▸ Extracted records
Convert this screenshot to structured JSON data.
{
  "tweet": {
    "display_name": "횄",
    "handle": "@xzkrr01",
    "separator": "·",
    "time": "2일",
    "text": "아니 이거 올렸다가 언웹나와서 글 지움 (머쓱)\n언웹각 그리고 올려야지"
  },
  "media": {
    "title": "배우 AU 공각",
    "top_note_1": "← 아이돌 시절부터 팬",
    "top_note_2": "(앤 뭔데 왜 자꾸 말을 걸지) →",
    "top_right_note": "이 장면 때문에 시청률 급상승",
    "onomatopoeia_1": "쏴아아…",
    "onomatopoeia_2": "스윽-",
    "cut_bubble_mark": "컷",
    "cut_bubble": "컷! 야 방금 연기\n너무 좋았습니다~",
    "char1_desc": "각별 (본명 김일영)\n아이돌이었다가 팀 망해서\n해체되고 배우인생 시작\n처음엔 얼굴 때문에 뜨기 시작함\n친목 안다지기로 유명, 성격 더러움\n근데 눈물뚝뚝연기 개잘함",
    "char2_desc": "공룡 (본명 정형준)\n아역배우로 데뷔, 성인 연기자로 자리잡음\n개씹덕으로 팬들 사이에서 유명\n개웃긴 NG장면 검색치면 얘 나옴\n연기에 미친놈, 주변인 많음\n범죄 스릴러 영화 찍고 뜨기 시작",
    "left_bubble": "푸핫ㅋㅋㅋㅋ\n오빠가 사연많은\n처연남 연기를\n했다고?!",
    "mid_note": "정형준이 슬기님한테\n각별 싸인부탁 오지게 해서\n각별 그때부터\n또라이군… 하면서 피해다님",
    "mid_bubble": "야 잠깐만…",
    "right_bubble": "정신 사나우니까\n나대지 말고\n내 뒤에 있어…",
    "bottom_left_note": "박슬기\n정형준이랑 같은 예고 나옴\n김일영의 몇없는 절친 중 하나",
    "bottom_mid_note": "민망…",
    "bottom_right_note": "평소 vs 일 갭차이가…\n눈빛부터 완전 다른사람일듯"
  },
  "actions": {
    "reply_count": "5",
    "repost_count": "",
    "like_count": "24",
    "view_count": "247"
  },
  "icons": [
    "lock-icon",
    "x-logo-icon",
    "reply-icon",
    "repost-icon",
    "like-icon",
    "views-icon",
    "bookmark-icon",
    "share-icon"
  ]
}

--

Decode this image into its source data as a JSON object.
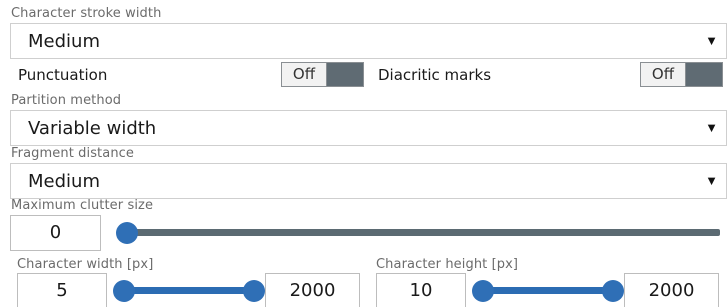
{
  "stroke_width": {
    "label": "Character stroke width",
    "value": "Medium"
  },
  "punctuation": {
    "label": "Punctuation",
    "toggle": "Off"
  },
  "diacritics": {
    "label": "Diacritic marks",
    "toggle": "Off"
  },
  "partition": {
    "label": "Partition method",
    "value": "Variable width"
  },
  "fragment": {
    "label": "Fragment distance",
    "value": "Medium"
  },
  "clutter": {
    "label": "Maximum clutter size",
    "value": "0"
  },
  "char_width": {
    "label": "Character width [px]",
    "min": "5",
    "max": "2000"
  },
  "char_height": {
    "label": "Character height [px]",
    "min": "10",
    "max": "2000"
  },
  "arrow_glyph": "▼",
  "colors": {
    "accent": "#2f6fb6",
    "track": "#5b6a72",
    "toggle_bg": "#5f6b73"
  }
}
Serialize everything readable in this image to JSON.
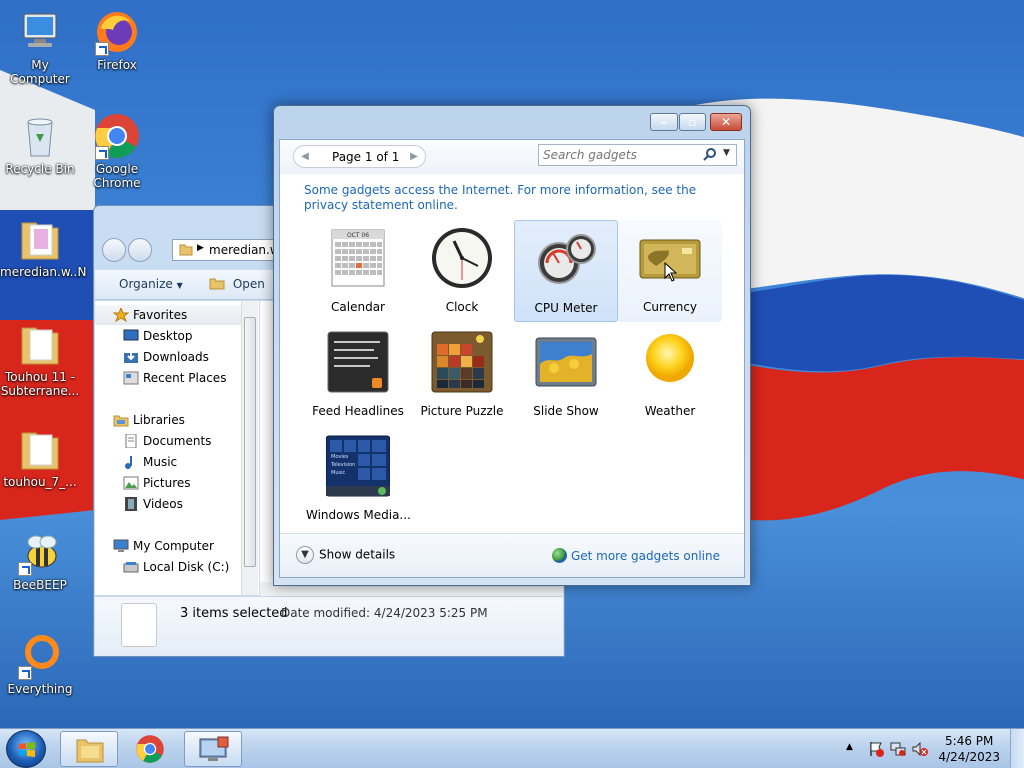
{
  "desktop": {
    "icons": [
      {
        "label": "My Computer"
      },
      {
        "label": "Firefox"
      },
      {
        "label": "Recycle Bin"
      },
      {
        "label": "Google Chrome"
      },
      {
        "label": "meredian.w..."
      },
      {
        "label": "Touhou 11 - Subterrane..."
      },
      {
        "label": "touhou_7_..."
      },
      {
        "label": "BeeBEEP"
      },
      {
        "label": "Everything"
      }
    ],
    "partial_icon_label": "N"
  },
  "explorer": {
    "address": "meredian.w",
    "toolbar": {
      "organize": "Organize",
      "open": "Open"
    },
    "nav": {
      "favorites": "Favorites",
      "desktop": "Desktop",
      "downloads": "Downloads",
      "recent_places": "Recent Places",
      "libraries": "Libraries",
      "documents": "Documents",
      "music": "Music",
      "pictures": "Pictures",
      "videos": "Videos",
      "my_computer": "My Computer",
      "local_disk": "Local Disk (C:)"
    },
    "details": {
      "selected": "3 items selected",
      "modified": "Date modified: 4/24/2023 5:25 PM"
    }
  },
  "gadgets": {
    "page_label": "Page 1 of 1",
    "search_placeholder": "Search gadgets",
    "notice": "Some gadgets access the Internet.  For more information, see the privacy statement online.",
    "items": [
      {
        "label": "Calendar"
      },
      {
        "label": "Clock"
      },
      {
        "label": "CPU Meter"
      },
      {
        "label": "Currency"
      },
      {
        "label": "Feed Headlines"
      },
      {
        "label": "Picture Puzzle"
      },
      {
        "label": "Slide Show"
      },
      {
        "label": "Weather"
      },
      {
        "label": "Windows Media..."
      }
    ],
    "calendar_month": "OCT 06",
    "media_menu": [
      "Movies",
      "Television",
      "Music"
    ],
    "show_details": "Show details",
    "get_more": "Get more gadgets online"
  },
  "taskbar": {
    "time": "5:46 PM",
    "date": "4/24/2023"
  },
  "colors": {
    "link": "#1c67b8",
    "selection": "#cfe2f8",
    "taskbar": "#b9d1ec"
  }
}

▸ AIM OF THE TASK
Isolate the lines above that contain the word "this" and copy them.

▸ ANSWER IN FULL
Convert this screenshot to structured JSON data.
Decode this image into its source data as a JSON object.
Serialize everything readable in this image to JSON.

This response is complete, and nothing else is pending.